— BEGIN ENTRIES SHOWN —
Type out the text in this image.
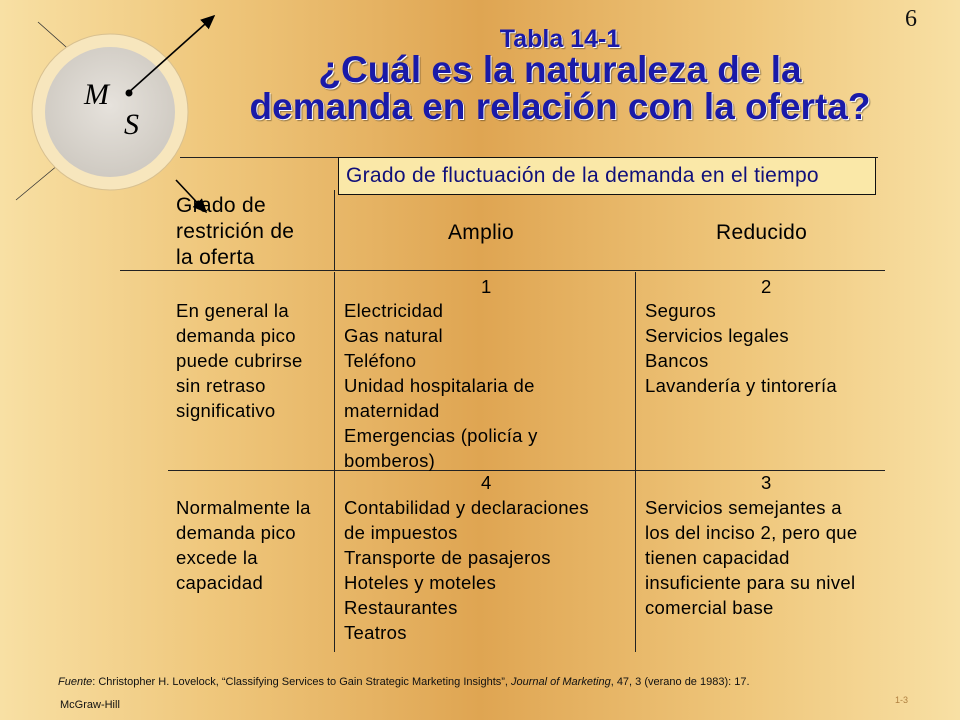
M
S
6
Tabla 14-1
¿Cuál es la naturaleza de la
demanda en relación con la oferta?
Grado de fluctuación de la demanda en el tiempo
Grado de
restrición de
la oferta
Amplio	Reducido
En general la
demanda pico
puede cubrirse
sin retraso
significativo
1
Electricidad
Gas natural
Teléfono
Unidad hospitalaria de
maternidad
Emergencias (policía y
bomberos)
2
Seguros
Servicios legales
Bancos
Lavandería y tintorería
Normalmente la
demanda pico
excede la
capacidad
4
Contabilidad y declaraciones
de impuestos
Transporte de pasajeros
Hoteles y moteles
Restaurantes
Teatros
3
Servicios semejantes a
los del inciso 2, pero que
tienen capacidad
insuficiente para su nivel
comercial base
Fuente: Christopher H. Lovelock, “Classifying Services to Gain Strategic Marketing Insights”, Journal of Marketing, 47, 3 (verano de 1983): 17.
McGraw-Hill	1-3
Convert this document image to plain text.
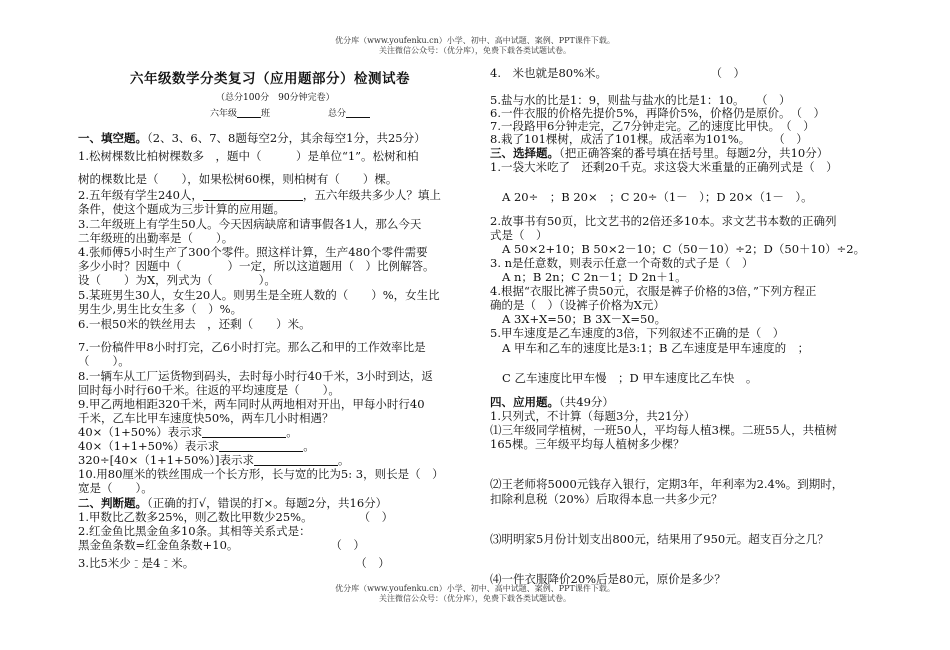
优分库（www.youfenku.cn）小学、初中、高中试题、案例、PPT课件下载。
关注微信公众号：（优分库），免费下载各类试题试卷。
六年级数学分类复习（应用题部分）检测试卷
（总分100分　90分钟完卷）
六年级	班	总分
一、填空题。（2、3、6、7、8题每空2分，其余每空1分，共25分）
1.松树棵数比柏树棵数多　，题中（　　　）是单位“1”。松树和柏
树的棵数比是（　　），如果松树60棵，则柏树有（　　）棵。
2.五年级有学生240人，	，五六年级共多少人？填上
条件，使这个题成为三步计算的应用题。
3.二年级班上有学生50人。今天因病缺席和请事假各1人，那么今天
二年级班的出勤率是（　　）。
4.张师傅5小时生产了300个零件。照这样计算，生产480个零件需要
多少小时？因题中（　　　　）一定，所以这道题用（　）比例解答。
设（　　）为X，列式为（　　　　）。
5.某班男生30人，女生20人。则男生是全班人数的（　　）%，女生比
男生少,男生比女生多（　）%。
6.一根50米的铁丝用去　，还剩（　　）米。
7.一份稿件甲8小时打完，乙6小时打完。那么乙和甲的工作效率比是
（　　）。
8.一辆车从工厂运货物到码头，去时每小时行40千米，3小时到达，返
回时每小时行60千米。往返的平均速度是（　　）。
9.甲乙两地相距320千米，两车同时从两地相对开出，甲每小时行40
千米，乙车比甲车速度快50%，两车几小时相遇？
40×（1+50%）表示求	。
40×（1+1+50%）表示求	。
320÷[40×（1+1+50%）]表示求	。
10.用80厘米的铁丝围成一个长方形，长与宽的比为5: 3，则长是（　）
宽是（　　）。
二、判断题。（正确的打√，错误的打×。每题2分，共16分）
1.甲数比乙数多25%，则乙数比甲数少25%。　　　　　（　）
2.红金鱼比黑金鱼多10条。其相等关系式是：
黑金鱼条数=红金鱼条数+10。　　　　　　　　　（　）
3.比5米少 –
– 是4 –
– 米。　　　　　　　　　　　　　　　（　）
4.　米也就是80%米。　　　　　　　　　　（　）
5.盐与水的比是1：9，则盐与盐水的比是1：10。　　（　）
6.一件衣服的价格先提价5%，再降价5%，价格仍是原价。　（　）
7.一段路甲6分钟走完，乙7分钟走完。乙的速度比甲快。　（　）
8.栽了101棵树，成活了101棵。成活率为101%。　　　（　）
三、选择题。（把正确答案的番号填在括号里。每题2分，共10分）
1.一袋大米吃了　还剩20千克。求这袋大米重量的正确列式是（　）
A 20÷　；B 20×　；C 20÷（1－　）；D 20×（1－　）。
2.故事书有50页，比文艺书的2倍还多10本。求文艺书本数的正确列
式是（　）
A 50×2+10；B 50×2－10；C（50－10）÷2；D（50＋10）÷2。
3. n是任意数，则表示任意一个奇数的式子是（　）
A n；B 2n；C 2n－1；D 2n＋1。
4.根据“衣服比裤子贵50元，衣服是裤子价格的3倍，”下列方程正
确的是（　）（设裤子价格为X元）
A 3X+X=50；B 3X－X=50。
5.甲车速度是乙车速度的3倍，下列叙述不正确的是（　）
A 甲车和乙车的速度比是3:1；B 乙车速度是甲车速度的　；
C 乙车速度比甲车慢　；D 甲车速度比乙车快　。
四、应用题。（共49分）
1.只列式，不计算（每题3分，共21分）
⑴三年级同学植树，一班50人，平均每人植3棵。二班55人，共植树
165棵。三年级平均每人植树多少棵？
⑵王老师将5000元钱存入银行，定期3年，年利率为2.4%。到期时，
扣除利息税（20%）后取得本息一共多少元？
⑶明明家5月份计划支出800元，结果用了950元。超支百分之几？
⑷一件衣服降价20%后是80元，原价是多少？
优分库（www.youfenku.cn）小学、初中、高中试题、案例、PPT课件下载。
关注微信公众号：（优分库），免费下载各类试题试卷。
— END ENTRIES SHOWN —
THE TASK:
In the data above, find the line with "Convert this document image to plain text." and repeat it and every line after it through the end, exactly; leave the pictures out.

RESPONSE:
Convert this document image to plain text.
优分库（www.youfenku.cn）小学、初中、高中试题、案例、PPT课件下载。
关注微信公众号：（优分库），免费下载各类试题试卷。
六年级数学分类复习（应用题部分）检测试卷
（总分100分　90分钟完卷）
六年级	班	总分
一、填空题。（2、3、6、7、8题每空2分，其余每空1分，共25分）
1.松树棵数比柏树棵数多　，题中（　　　）是单位“1”。松树和柏
树的棵数比是（　　），如果松树60棵，则柏树有（　　）棵。
2.五年级有学生240人，	，五六年级共多少人？填上
条件，使这个题成为三步计算的应用题。
3.二年级班上有学生50人。今天因病缺席和请事假各1人，那么今天
二年级班的出勤率是（　　）。
4.张师傅5小时生产了300个零件。照这样计算，生产480个零件需要
多少小时？因题中（　　　　）一定，所以这道题用（　）比例解答。
设（　　）为X，列式为（　　　　）。
5.某班男生30人，女生20人。则男生是全班人数的（　　）%，女生比
男生少,男生比女生多（　）%。
6.一根50米的铁丝用去　，还剩（　　）米。
7.一份稿件甲8小时打完，乙6小时打完。那么乙和甲的工作效率比是
（　　）。
8.一辆车从工厂运货物到码头，去时每小时行40千米，3小时到达，返
回时每小时行60千米。往返的平均速度是（　　）。
9.甲乙两地相距320千米，两车同时从两地相对开出，甲每小时行40
千米，乙车比甲车速度快50%，两车几小时相遇？
40×（1+50%）表示求	。
40×（1+1+50%）表示求	。
320÷[40×（1+1+50%）]表示求	。
10.用80厘米的铁丝围成一个长方形，长与宽的比为5: 3，则长是（　）
宽是（　　）。
二、判断题。（正确的打√，错误的打×。每题2分，共16分）
1.甲数比乙数多25%，则乙数比甲数少25%。　　　　　（　）
2.红金鱼比黑金鱼多10条。其相等关系式是：
黑金鱼条数=红金鱼条数+10。　　　　　　　　　（　）
3.比5米少 –
– 是4 –
– 米。　　　　　　　　　　　　　　　（　）
4.　米也就是80%米。　　　　　　　　　　（　）
5.盐与水的比是1：9，则盐与盐水的比是1：10。　　（　）
6.一件衣服的价格先提价5%，再降价5%，价格仍是原价。　（　）
7.一段路甲6分钟走完，乙7分钟走完。乙的速度比甲快。　（　）
8.栽了101棵树，成活了101棵。成活率为101%。　　　（　）
三、选择题。（把正确答案的番号填在括号里。每题2分，共10分）
1.一袋大米吃了　还剩20千克。求这袋大米重量的正确列式是（　）
A 20÷　；B 20×　；C 20÷（1－　）；D 20×（1－　）。
2.故事书有50页，比文艺书的2倍还多10本。求文艺书本数的正确列
式是（　）
A 50×2+10；B 50×2－10；C（50－10）÷2；D（50＋10）÷2。
3. n是任意数，则表示任意一个奇数的式子是（　）
A n；B 2n；C 2n－1；D 2n＋1。
4.根据“衣服比裤子贵50元，衣服是裤子价格的3倍，”下列方程正
确的是（　）（设裤子价格为X元）
A 3X+X=50；B 3X－X=50。
5.甲车速度是乙车速度的3倍，下列叙述不正确的是（　）
A 甲车和乙车的速度比是3:1；B 乙车速度是甲车速度的　；
C 乙车速度比甲车慢　；D 甲车速度比乙车快　。
四、应用题。（共49分）
1.只列式，不计算（每题3分，共21分）
⑴三年级同学植树，一班50人，平均每人植3棵。二班55人，共植树
165棵。三年级平均每人植树多少棵？
⑵王老师将5000元钱存入银行，定期3年，年利率为2.4%。到期时，
扣除利息税（20%）后取得本息一共多少元？
⑶明明家5月份计划支出800元，结果用了950元。超支百分之几？
⑷一件衣服降价20%后是80元，原价是多少？
优分库（www.youfenku.cn）小学、初中、高中试题、案例、PPT课件下载。
关注微信公众号：（优分库），免费下载各类试题试卷。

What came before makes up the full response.